§ GIVEN DATA
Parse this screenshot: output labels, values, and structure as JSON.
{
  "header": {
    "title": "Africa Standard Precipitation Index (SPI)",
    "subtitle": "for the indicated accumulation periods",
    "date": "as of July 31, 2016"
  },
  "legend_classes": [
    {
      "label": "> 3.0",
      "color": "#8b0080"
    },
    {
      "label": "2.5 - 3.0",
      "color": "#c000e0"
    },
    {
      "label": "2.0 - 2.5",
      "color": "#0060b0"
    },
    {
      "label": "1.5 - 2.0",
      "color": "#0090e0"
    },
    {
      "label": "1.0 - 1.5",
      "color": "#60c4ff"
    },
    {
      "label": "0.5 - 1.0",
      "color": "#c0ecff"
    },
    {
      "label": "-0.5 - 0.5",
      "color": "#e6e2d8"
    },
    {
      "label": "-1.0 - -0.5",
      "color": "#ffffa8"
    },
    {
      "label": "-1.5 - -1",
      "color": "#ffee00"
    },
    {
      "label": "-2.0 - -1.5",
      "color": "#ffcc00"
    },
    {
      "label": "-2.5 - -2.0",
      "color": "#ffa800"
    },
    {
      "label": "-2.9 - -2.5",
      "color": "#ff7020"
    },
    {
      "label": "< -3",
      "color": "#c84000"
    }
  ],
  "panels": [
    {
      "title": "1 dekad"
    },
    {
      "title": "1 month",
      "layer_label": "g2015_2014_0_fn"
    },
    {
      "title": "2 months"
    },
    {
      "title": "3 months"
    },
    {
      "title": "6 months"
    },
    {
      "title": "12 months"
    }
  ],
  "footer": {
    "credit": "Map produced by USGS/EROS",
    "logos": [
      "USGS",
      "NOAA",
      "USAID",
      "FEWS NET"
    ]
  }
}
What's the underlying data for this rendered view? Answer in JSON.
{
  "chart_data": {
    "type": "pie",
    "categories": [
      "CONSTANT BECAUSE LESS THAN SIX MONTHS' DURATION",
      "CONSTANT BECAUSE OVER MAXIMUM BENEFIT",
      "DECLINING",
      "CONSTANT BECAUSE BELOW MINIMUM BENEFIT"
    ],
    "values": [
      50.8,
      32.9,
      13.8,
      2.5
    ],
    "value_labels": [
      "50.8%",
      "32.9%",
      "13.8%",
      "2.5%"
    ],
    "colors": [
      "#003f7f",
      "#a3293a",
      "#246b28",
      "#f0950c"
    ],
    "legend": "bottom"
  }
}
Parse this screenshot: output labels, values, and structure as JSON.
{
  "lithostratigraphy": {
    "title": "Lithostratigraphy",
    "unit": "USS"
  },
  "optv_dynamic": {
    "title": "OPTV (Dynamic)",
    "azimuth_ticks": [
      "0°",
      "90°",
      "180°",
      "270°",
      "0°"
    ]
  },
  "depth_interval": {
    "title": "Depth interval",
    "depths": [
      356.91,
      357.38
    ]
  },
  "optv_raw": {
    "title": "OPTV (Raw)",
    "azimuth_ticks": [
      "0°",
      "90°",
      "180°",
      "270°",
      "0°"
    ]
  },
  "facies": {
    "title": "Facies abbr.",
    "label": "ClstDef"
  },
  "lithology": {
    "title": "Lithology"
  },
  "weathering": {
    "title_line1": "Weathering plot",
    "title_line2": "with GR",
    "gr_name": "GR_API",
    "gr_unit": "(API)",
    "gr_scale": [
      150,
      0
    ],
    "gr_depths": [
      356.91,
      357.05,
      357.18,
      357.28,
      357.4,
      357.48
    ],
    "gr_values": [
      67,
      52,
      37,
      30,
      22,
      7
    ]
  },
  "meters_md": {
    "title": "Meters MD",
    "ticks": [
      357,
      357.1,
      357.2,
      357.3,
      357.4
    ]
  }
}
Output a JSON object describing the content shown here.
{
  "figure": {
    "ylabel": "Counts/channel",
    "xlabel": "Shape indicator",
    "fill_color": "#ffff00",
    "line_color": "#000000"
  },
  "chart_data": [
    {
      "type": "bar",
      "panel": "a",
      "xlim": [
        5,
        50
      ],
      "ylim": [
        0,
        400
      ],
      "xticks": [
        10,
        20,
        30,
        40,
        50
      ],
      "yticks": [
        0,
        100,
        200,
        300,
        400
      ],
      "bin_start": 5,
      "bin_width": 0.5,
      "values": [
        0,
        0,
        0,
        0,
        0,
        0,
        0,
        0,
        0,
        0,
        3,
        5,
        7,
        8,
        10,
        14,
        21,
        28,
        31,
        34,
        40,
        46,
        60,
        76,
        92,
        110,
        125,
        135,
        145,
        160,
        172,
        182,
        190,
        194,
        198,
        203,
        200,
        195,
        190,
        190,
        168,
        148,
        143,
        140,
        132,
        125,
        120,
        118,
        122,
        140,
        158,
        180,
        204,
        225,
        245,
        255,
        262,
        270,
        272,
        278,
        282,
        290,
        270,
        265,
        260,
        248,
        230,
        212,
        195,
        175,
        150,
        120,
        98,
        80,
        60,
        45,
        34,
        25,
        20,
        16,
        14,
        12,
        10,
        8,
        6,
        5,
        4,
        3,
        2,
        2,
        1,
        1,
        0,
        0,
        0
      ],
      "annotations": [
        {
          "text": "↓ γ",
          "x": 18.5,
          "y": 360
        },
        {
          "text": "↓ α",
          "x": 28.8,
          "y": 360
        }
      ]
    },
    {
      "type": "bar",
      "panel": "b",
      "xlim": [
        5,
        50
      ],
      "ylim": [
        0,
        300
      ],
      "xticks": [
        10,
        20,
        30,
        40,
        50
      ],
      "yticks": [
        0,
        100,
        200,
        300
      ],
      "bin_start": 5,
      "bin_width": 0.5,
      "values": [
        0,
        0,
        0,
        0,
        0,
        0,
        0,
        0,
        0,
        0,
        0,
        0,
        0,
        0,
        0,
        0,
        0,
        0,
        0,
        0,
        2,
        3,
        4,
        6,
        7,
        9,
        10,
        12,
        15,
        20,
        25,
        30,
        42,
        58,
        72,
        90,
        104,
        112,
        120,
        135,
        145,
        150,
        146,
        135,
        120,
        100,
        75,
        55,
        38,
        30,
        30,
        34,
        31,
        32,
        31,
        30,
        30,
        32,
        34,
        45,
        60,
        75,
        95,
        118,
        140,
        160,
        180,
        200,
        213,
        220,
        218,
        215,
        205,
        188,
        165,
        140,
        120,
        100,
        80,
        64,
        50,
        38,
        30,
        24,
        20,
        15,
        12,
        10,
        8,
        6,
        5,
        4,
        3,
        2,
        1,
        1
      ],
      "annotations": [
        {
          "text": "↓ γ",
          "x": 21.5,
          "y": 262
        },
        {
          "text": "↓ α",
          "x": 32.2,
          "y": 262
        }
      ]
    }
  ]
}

§ EXERCISE DETAILS
Repeat the material from above exactly, word for word.

§ EXERCISE RESPONSE
Parse this screenshot: output labels, values, and structure as JSON.
{
  "header": {
    "title": "Africa Standard Precipitation Index (SPI)",
    "subtitle": "for the indicated accumulation periods",
    "date": "as of July 31, 2016"
  },
  "legend_classes": [
    {
      "label": "> 3.0",
      "color": "#8b0080"
    },
    {
      "label": "2.5 - 3.0",
      "color": "#c000e0"
    },
    {
      "label": "2.0 - 2.5",
      "color": "#0060b0"
    },
    {
      "label": "1.5 - 2.0",
      "color": "#0090e0"
    },
    {
      "label": "1.0 - 1.5",
      "color": "#60c4ff"
    },
    {
      "label": "0.5 - 1.0",
      "color": "#c0ecff"
    },
    {
      "label": "-0.5 - 0.5",
      "color": "#e6e2d8"
    },
    {
      "label": "-1.0 - -0.5",
      "color": "#ffffa8"
    },
    {
      "label": "-1.5 - -1",
      "color": "#ffee00"
    },
    {
      "label": "-2.0 - -1.5",
      "color": "#ffcc00"
    },
    {
      "label": "-2.5 - -2.0",
      "color": "#ffa800"
    },
    {
      "label": "-2.9 - -2.5",
      "color": "#ff7020"
    },
    {
      "label": "< -3",
      "color": "#c84000"
    }
  ],
  "panels": [
    {
      "title": "1 dekad"
    },
    {
      "title": "1 month",
      "layer_label": "g2015_2014_0_fn"
    },
    {
      "title": "2 months"
    },
    {
      "title": "3 months"
    },
    {
      "title": "6 months"
    },
    {
      "title": "12 months"
    }
  ],
  "footer": {
    "credit": "Map produced by USGS/EROS",
    "logos": [
      "USGS",
      "NOAA",
      "USAID",
      "FEWS NET"
    ]
  }
}
What's the underlying data for this rendered view? Answer in JSON.
{
  "chart_data": {
    "type": "pie",
    "categories": [
      "CONSTANT BECAUSE LESS THAN SIX MONTHS' DURATION",
      "CONSTANT BECAUSE OVER MAXIMUM BENEFIT",
      "DECLINING",
      "CONSTANT BECAUSE BELOW MINIMUM BENEFIT"
    ],
    "values": [
      50.8,
      32.9,
      13.8,
      2.5
    ],
    "value_labels": [
      "50.8%",
      "32.9%",
      "13.8%",
      "2.5%"
    ],
    "colors": [
      "#003f7f",
      "#a3293a",
      "#246b28",
      "#f0950c"
    ],
    "legend": "bottom"
  }
}
Parse this screenshot: output labels, values, and structure as JSON.
{
  "lithostratigraphy": {
    "title": "Lithostratigraphy",
    "unit": "USS"
  },
  "optv_dynamic": {
    "title": "OPTV (Dynamic)",
    "azimuth_ticks": [
      "0°",
      "90°",
      "180°",
      "270°",
      "0°"
    ]
  },
  "depth_interval": {
    "title": "Depth interval",
    "depths": [
      356.91,
      357.38
    ]
  },
  "optv_raw": {
    "title": "OPTV (Raw)",
    "azimuth_ticks": [
      "0°",
      "90°",
      "180°",
      "270°",
      "0°"
    ]
  },
  "facies": {
    "title": "Facies abbr.",
    "label": "ClstDef"
  },
  "lithology": {
    "title": "Lithology"
  },
  "weathering": {
    "title_line1": "Weathering plot",
    "title_line2": "with GR",
    "gr_name": "GR_API",
    "gr_unit": "(API)",
    "gr_scale": [
      150,
      0
    ],
    "gr_depths": [
      356.91,
      357.05,
      357.18,
      357.28,
      357.4,
      357.48
    ],
    "gr_values": [
      67,
      52,
      37,
      30,
      22,
      7
    ]
  },
  "meters_md": {
    "title": "Meters MD",
    "ticks": [
      357,
      357.1,
      357.2,
      357.3,
      357.4
    ]
  }
}
Output a JSON object describing the content shown here.
{
  "figure": {
    "ylabel": "Counts/channel",
    "xlabel": "Shape indicator",
    "fill_color": "#ffff00",
    "line_color": "#000000"
  },
  "chart_data": [
    {
      "type": "bar",
      "panel": "a",
      "xlim": [
        5,
        50
      ],
      "ylim": [
        0,
        400
      ],
      "xticks": [
        10,
        20,
        30,
        40,
        50
      ],
      "yticks": [
        0,
        100,
        200,
        300,
        400
      ],
      "bin_start": 5,
      "bin_width": 0.5,
      "values": [
        0,
        0,
        0,
        0,
        0,
        0,
        0,
        0,
        0,
        0,
        3,
        5,
        7,
        8,
        10,
        14,
        21,
        28,
        31,
        34,
        40,
        46,
        60,
        76,
        92,
        110,
        125,
        135,
        145,
        160,
        172,
        182,
        190,
        194,
        198,
        203,
        200,
        195,
        190,
        190,
        168,
        148,
        143,
        140,
        132,
        125,
        120,
        118,
        122,
        140,
        158,
        180,
        204,
        225,
        245,
        255,
        262,
        270,
        272,
        278,
        282,
        290,
        270,
        265,
        260,
        248,
        230,
        212,
        195,
        175,
        150,
        120,
        98,
        80,
        60,
        45,
        34,
        25,
        20,
        16,
        14,
        12,
        10,
        8,
        6,
        5,
        4,
        3,
        2,
        2,
        1,
        1,
        0,
        0,
        0
      ],
      "annotations": [
        {
          "text": "↓ γ",
          "x": 18.5,
          "y": 360
        },
        {
          "text": "↓ α",
          "x": 28.8,
          "y": 360
        }
      ]
    },
    {
      "type": "bar",
      "panel": "b",
      "xlim": [
        5,
        50
      ],
      "ylim": [
        0,
        300
      ],
      "xticks": [
        10,
        20,
        30,
        40,
        50
      ],
      "yticks": [
        0,
        100,
        200,
        300
      ],
      "bin_start": 5,
      "bin_width": 0.5,
      "values": [
        0,
        0,
        0,
        0,
        0,
        0,
        0,
        0,
        0,
        0,
        0,
        0,
        0,
        0,
        0,
        0,
        0,
        0,
        0,
        0,
        2,
        3,
        4,
        6,
        7,
        9,
        10,
        12,
        15,
        20,
        25,
        30,
        42,
        58,
        72,
        90,
        104,
        112,
        120,
        135,
        145,
        150,
        146,
        135,
        120,
        100,
        75,
        55,
        38,
        30,
        30,
        34,
        31,
        32,
        31,
        30,
        30,
        32,
        34,
        45,
        60,
        75,
        95,
        118,
        140,
        160,
        180,
        200,
        213,
        220,
        218,
        215,
        205,
        188,
        165,
        140,
        120,
        100,
        80,
        64,
        50,
        38,
        30,
        24,
        20,
        15,
        12,
        10,
        8,
        6,
        5,
        4,
        3,
        2,
        1,
        1
      ],
      "annotations": [
        {
          "text": "↓ γ",
          "x": 21.5,
          "y": 262
        },
        {
          "text": "↓ α",
          "x": 32.2,
          "y": 262
        }
      ]
    }
  ]
}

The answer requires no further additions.